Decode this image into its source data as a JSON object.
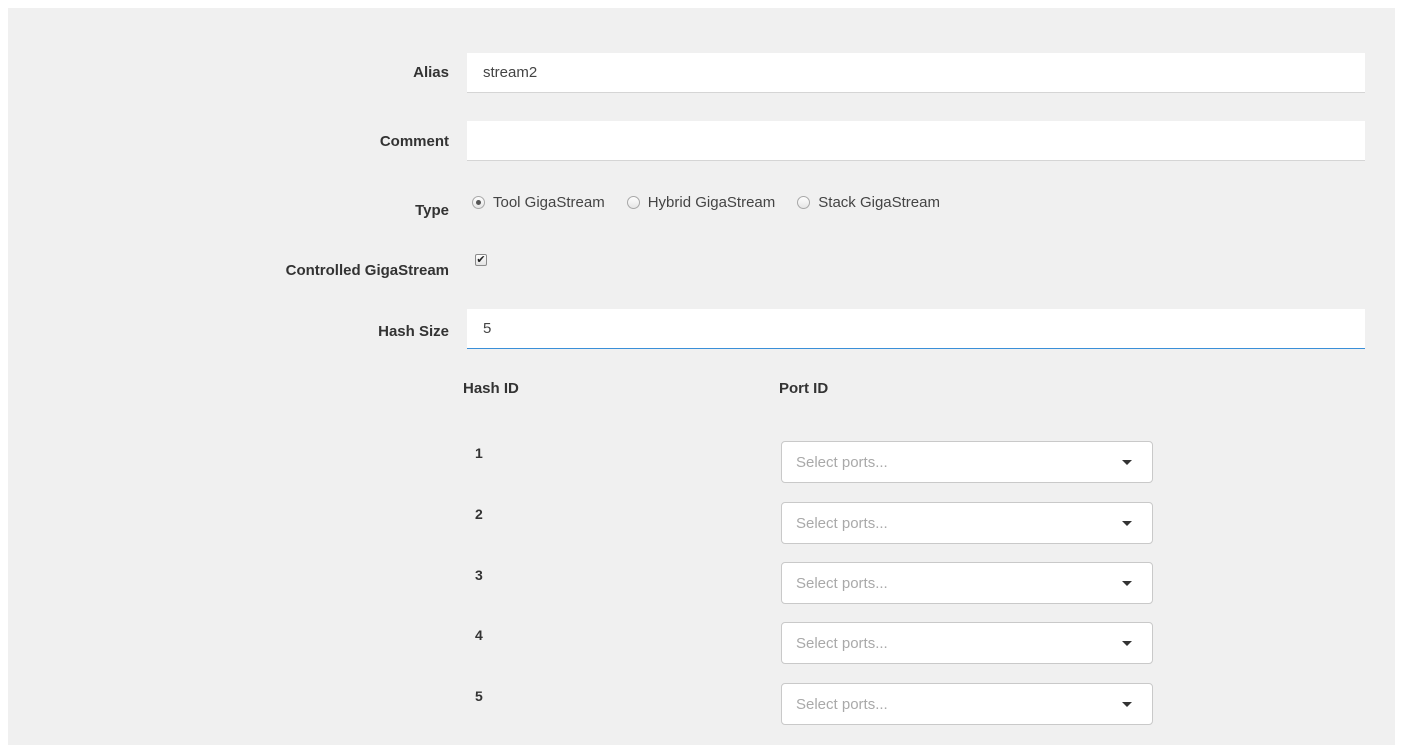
{
  "form": {
    "alias": {
      "label": "Alias",
      "value": "stream2"
    },
    "comment": {
      "label": "Comment",
      "value": ""
    },
    "type": {
      "label": "Type",
      "options": [
        "Tool GigaStream",
        "Hybrid GigaStream",
        "Stack GigaStream"
      ],
      "selected": "Tool GigaStream"
    },
    "controlled": {
      "label": "Controlled GigaStream",
      "checked": true,
      "mark": "✔"
    },
    "hash_size": {
      "label": "Hash Size",
      "value": "5"
    }
  },
  "hash_table": {
    "headers": {
      "hash_id": "Hash ID",
      "port_id": "Port ID"
    },
    "rows": [
      {
        "hash_id": "1",
        "placeholder": "Select ports..."
      },
      {
        "hash_id": "2",
        "placeholder": "Select ports..."
      },
      {
        "hash_id": "3",
        "placeholder": "Select ports..."
      },
      {
        "hash_id": "4",
        "placeholder": "Select ports..."
      },
      {
        "hash_id": "5",
        "placeholder": "Select ports..."
      }
    ]
  },
  "colors": {
    "panel_bg": "#f0f0f0",
    "focus_underline": "#3a8fd8",
    "placeholder": "#a9a9a9"
  }
}
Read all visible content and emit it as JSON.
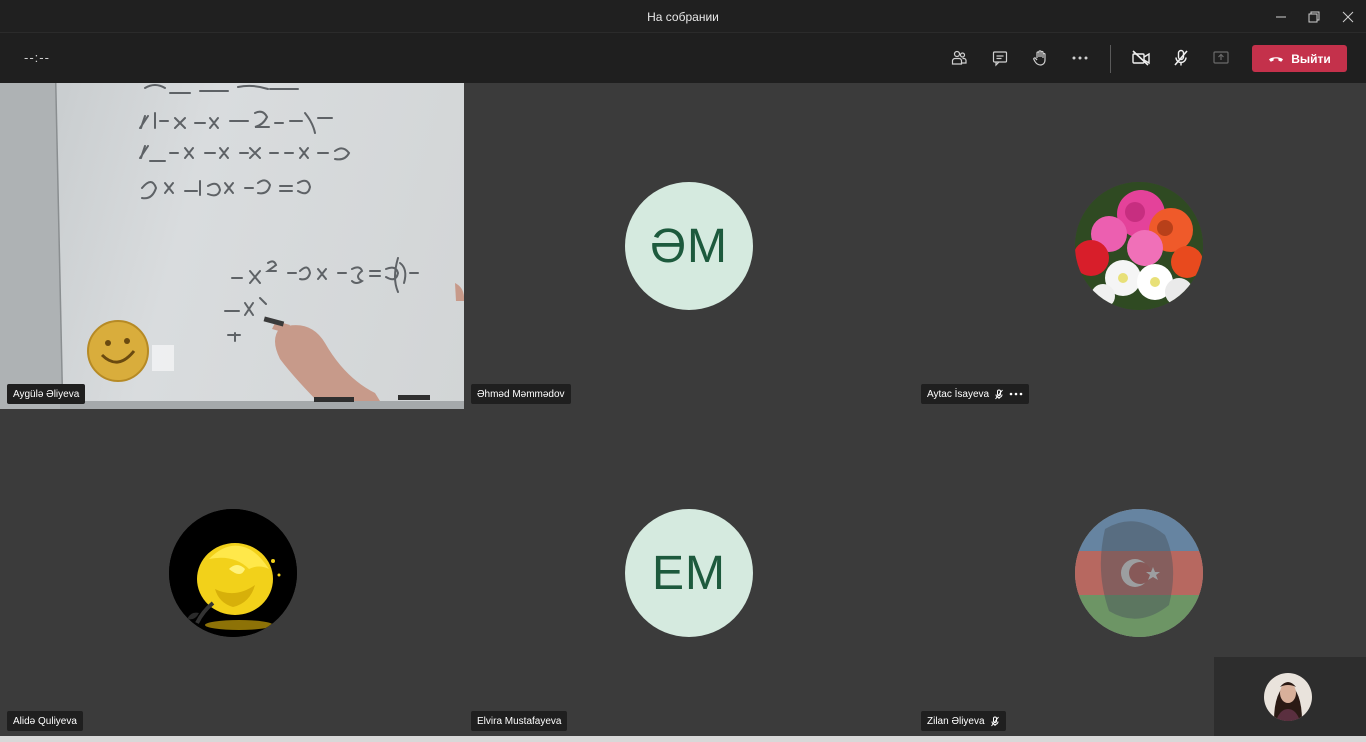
{
  "window": {
    "title": "На собрании"
  },
  "toolbar": {
    "timer": "--:--",
    "leave_label": "Выйти"
  },
  "participants": [
    {
      "name": "Aygülə Əliyeva",
      "type": "video"
    },
    {
      "name": "Əhməd Məmmədov",
      "type": "initials",
      "initials": "ƏM"
    },
    {
      "name": "Aytac İsayeva",
      "type": "photo",
      "muted": true
    },
    {
      "name": "Alidə Quliyeva",
      "type": "photo"
    },
    {
      "name": "Elvira Mustafayeva",
      "type": "initials",
      "initials": "EM"
    },
    {
      "name": "Zilan Əliyeva",
      "type": "photo",
      "muted": true
    }
  ],
  "colors": {
    "leave_button": "#c4314b",
    "tile_background": "#3b3b3b",
    "initials_background": "#d5eadf",
    "initials_text": "#1d5a3d"
  },
  "icons": [
    "people-icon",
    "chat-icon",
    "raise-hand-icon",
    "more-icon",
    "camera-off-icon",
    "mic-off-icon",
    "share-screen-icon",
    "phone-hangup-icon"
  ]
}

= = = = = = =

**Exercise instructions**
Quote every entry exactly, with the pictures omitted.

**Expected output**
Decode this image into its source data as a JSON object.
{
  "form": {
    "alias": {
      "label": "Alias",
      "value": "stream2"
    },
    "comment": {
      "label": "Comment",
      "value": ""
    },
    "type": {
      "label": "Type",
      "options": [
        "Tool GigaStream",
        "Hybrid GigaStream",
        "Stack GigaStream"
      ],
      "selected": "Tool GigaStream"
    },
    "controlled": {
      "label": "Controlled GigaStream",
      "checked": true,
      "mark": "✔"
    },
    "hash_size": {
      "label": "Hash Size",
      "value": "5"
    }
  },
  "hash_table": {
    "headers": {
      "hash_id": "Hash ID",
      "port_id": "Port ID"
    },
    "rows": [
      {
        "hash_id": "1",
        "placeholder": "Select ports..."
      },
      {
        "hash_id": "2",
        "placeholder": "Select ports..."
      },
      {
        "hash_id": "3",
        "placeholder": "Select ports..."
      },
      {
        "hash_id": "4",
        "placeholder": "Select ports..."
      },
      {
        "hash_id": "5",
        "placeholder": "Select ports..."
      }
    ]
  },
  "colors": {
    "panel_bg": "#f0f0f0",
    "focus_underline": "#3a8fd8",
    "placeholder": "#a9a9a9"
  }
}
Read all visible content and emit it as JSON.
{
  "window": {
    "title": "На собрании"
  },
  "toolbar": {
    "timer": "--:--",
    "leave_label": "Выйти"
  },
  "participants": [
    {
      "name": "Aygülə Əliyeva",
      "type": "video"
    },
    {
      "name": "Əhməd Məmmədov",
      "type": "initials",
      "initials": "ƏM"
    },
    {
      "name": "Aytac İsayeva",
      "type": "photo",
      "muted": true
    },
    {
      "name": "Alidə Quliyeva",
      "type": "photo"
    },
    {
      "name": "Elvira Mustafayeva",
      "type": "initials",
      "initials": "EM"
    },
    {
      "name": "Zilan Əliyeva",
      "type": "photo",
      "muted": true
    }
  ],
  "colors": {
    "leave_button": "#c4314b",
    "tile_background": "#3b3b3b",
    "initials_background": "#d5eadf",
    "initials_text": "#1d5a3d"
  },
  "icons": [
    "people-icon",
    "chat-icon",
    "raise-hand-icon",
    "more-icon",
    "camera-off-icon",
    "mic-off-icon",
    "share-screen-icon",
    "phone-hangup-icon"
  ]
}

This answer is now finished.